━━ DATA LINES ━━
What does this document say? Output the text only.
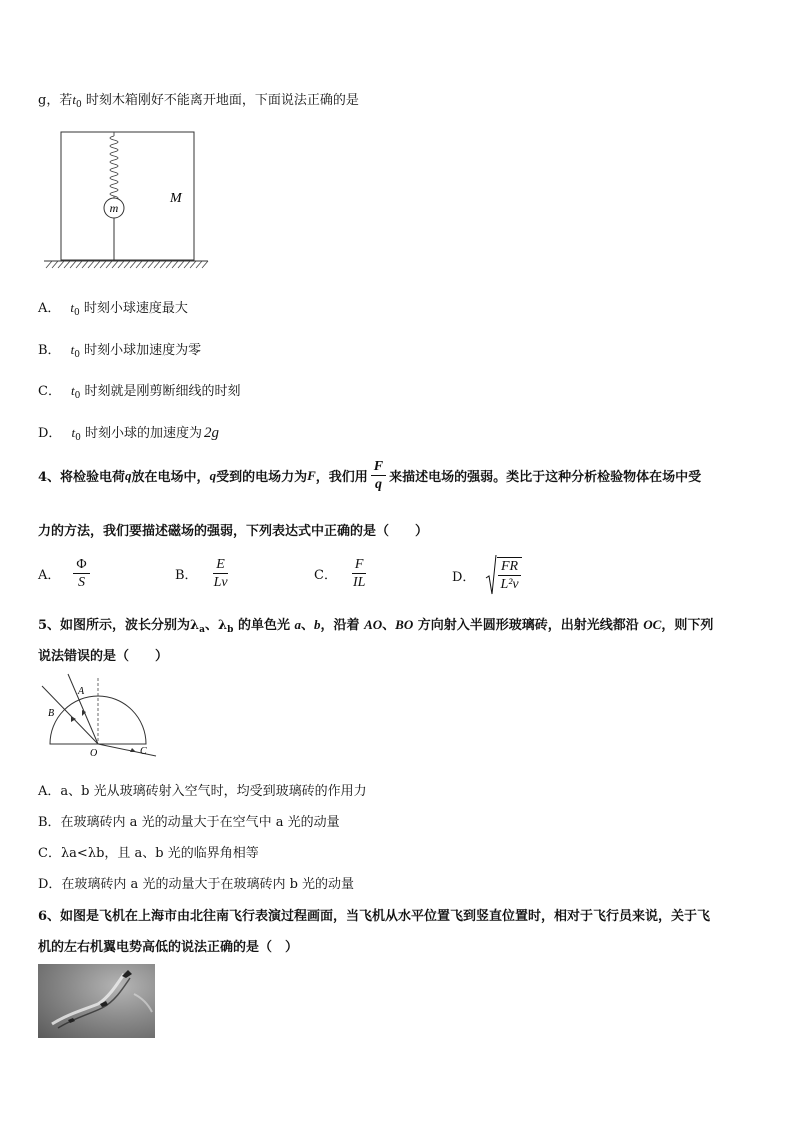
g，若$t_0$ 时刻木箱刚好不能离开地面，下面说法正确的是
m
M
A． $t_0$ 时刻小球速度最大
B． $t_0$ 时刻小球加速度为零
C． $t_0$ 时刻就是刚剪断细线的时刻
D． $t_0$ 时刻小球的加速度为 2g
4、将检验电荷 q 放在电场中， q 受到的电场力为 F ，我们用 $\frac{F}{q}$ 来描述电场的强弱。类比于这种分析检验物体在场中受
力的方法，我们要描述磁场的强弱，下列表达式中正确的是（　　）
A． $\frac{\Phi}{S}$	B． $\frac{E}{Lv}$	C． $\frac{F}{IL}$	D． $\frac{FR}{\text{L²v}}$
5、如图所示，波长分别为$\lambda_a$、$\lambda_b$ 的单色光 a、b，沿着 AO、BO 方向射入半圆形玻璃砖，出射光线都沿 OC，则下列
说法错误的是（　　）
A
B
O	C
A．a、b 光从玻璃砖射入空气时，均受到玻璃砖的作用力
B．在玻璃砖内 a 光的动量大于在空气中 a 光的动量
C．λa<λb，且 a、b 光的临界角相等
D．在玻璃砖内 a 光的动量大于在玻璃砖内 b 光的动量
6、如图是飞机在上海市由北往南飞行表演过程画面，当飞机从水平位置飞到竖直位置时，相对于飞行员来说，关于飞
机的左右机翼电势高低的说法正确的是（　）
━━━
• [EXERCISE GOAL]: Which lines in the data above contain "frac"? Show each one.

• [EXPECTED ANSWER]:
4、将检验电荷 q 放在电场中， q 受到的电场力为 F ，我们用 $\frac{F}{q}$ 来描述电场的强弱。类比于这种分析检验物体在场中受
A． $\frac{\Phi}{S}$	B． $\frac{E}{Lv}$	C． $\frac{F}{IL}$	D． $\frac{FR}{\text{L²v}}$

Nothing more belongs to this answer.